## Data to use
::::

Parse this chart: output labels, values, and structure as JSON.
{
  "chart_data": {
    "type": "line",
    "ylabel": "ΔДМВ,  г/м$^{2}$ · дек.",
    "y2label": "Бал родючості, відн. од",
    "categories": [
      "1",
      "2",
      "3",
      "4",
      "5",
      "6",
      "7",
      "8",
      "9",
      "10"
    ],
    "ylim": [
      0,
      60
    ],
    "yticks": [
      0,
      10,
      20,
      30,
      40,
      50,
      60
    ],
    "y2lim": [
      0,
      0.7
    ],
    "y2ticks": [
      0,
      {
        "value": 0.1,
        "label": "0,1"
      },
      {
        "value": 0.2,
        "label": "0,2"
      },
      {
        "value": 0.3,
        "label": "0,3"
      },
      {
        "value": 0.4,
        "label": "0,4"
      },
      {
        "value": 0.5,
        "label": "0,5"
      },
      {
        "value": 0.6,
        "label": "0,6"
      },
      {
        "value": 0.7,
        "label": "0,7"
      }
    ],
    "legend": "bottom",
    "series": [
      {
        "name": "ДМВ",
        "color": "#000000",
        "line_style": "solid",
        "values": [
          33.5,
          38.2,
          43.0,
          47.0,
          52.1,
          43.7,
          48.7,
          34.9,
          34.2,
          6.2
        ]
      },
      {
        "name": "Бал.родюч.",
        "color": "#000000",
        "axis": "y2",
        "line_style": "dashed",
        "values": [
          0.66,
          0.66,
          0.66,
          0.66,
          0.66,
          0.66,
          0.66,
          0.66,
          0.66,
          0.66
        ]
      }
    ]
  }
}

::::

## Work to complete
Extract all of the data shown above and repeat it verbatim.

## Exercise output
Parse this chart: output labels, values, and structure as JSON.
{
  "chart_data": {
    "type": "line",
    "ylabel": "ΔДМВ,  г/м$^{2}$ · дек.",
    "y2label": "Бал родючості, відн. од",
    "categories": [
      "1",
      "2",
      "3",
      "4",
      "5",
      "6",
      "7",
      "8",
      "9",
      "10"
    ],
    "ylim": [
      0,
      60
    ],
    "yticks": [
      0,
      10,
      20,
      30,
      40,
      50,
      60
    ],
    "y2lim": [
      0,
      0.7
    ],
    "y2ticks": [
      0,
      {
        "value": 0.1,
        "label": "0,1"
      },
      {
        "value": 0.2,
        "label": "0,2"
      },
      {
        "value": 0.3,
        "label": "0,3"
      },
      {
        "value": 0.4,
        "label": "0,4"
      },
      {
        "value": 0.5,
        "label": "0,5"
      },
      {
        "value": 0.6,
        "label": "0,6"
      },
      {
        "value": 0.7,
        "label": "0,7"
      }
    ],
    "legend": "bottom",
    "series": [
      {
        "name": "ДМВ",
        "color": "#000000",
        "line_style": "solid",
        "values": [
          33.5,
          38.2,
          43.0,
          47.0,
          52.1,
          43.7,
          48.7,
          34.9,
          34.2,
          6.2
        ]
      },
      {
        "name": "Бал.родюч.",
        "color": "#000000",
        "axis": "y2",
        "line_style": "dashed",
        "values": [
          0.66,
          0.66,
          0.66,
          0.66,
          0.66,
          0.66,
          0.66,
          0.66,
          0.66,
          0.66
        ]
      }
    ]
  }
}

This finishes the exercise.